STORED ROWS:

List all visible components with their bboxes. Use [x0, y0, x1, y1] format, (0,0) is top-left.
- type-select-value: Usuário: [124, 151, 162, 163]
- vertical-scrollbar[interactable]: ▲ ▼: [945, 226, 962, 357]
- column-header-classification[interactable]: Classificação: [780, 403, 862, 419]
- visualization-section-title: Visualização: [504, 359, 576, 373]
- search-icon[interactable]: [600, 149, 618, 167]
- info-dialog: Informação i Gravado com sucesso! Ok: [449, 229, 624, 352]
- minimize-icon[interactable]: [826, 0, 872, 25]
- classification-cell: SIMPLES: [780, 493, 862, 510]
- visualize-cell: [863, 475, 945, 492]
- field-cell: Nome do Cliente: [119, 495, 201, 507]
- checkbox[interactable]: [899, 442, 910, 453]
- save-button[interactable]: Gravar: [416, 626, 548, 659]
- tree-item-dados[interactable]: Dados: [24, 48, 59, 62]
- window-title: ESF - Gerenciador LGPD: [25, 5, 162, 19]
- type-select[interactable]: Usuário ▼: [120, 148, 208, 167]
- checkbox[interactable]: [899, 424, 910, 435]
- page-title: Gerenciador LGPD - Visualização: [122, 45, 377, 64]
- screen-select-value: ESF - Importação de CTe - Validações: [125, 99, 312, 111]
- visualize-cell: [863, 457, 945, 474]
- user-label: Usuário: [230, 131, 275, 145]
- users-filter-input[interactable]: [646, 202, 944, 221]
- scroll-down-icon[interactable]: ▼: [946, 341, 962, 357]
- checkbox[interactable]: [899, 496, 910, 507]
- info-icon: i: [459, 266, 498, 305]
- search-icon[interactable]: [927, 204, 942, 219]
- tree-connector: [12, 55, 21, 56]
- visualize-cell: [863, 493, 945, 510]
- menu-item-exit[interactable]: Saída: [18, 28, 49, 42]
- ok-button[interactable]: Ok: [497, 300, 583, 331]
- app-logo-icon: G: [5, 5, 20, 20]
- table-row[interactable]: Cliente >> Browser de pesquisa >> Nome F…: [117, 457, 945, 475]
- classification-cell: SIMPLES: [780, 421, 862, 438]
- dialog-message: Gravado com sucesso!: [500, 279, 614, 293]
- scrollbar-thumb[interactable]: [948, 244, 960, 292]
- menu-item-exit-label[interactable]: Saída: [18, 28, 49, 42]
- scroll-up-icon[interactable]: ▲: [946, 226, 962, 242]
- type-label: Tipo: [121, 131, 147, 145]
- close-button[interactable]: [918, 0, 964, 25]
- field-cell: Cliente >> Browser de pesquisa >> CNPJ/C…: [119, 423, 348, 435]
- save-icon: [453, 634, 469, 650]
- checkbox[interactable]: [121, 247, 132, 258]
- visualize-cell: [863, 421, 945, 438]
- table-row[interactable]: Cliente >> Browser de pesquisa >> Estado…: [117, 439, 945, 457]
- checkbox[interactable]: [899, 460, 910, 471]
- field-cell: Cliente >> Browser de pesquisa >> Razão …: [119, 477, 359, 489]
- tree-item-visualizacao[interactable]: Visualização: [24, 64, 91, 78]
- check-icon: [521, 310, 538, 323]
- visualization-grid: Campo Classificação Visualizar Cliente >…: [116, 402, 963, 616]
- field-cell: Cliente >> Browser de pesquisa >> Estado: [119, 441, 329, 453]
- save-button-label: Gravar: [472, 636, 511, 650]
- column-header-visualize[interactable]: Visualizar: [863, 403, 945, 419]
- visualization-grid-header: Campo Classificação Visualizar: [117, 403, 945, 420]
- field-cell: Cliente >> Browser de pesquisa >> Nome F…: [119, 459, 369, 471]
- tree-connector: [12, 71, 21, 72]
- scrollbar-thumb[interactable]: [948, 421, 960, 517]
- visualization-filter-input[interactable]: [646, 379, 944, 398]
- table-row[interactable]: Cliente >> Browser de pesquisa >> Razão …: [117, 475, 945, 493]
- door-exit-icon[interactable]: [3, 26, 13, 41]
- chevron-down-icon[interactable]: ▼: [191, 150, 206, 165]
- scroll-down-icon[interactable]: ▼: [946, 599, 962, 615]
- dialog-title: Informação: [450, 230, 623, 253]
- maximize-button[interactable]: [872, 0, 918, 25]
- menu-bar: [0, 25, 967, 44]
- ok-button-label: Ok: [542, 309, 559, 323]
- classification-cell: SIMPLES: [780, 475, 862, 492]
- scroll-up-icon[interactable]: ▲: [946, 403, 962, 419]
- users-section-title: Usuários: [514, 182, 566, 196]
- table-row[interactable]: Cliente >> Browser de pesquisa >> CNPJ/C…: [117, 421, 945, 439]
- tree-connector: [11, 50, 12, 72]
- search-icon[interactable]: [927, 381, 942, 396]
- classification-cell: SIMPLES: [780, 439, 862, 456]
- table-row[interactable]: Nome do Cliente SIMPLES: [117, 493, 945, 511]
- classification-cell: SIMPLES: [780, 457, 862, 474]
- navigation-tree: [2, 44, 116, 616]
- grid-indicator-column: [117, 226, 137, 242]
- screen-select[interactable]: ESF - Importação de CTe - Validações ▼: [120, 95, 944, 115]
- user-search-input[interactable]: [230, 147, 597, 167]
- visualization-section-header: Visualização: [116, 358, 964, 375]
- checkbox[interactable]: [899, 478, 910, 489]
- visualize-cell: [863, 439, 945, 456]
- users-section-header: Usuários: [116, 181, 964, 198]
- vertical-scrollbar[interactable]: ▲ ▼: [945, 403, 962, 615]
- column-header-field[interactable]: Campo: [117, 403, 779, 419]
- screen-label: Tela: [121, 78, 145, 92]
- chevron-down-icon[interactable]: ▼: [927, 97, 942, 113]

INSTRUCTIONS TO FOLLOW:
Rename "Classificação" to "Categoria" in the material from its first line through the line with "- info-dialog: Informação", and write those lines out again with nothing else changed.

THE COMPLETED TASK:
List all visible components with their bboxes. Use [x0, y0, x1, y1] format, (0,0) is top-left.
- type-select-value: Usuário: [124, 151, 162, 163]
- vertical-scrollbar[interactable]: ▲ ▼: [945, 226, 962, 357]
- column-header-classification[interactable]: Categoria: [780, 403, 862, 419]
- visualization-section-title: Visualização: [504, 359, 576, 373]
- search-icon[interactable]: [600, 149, 618, 167]
- info-dialog: Informação i Gravado com sucesso! Ok: [449, 229, 624, 352]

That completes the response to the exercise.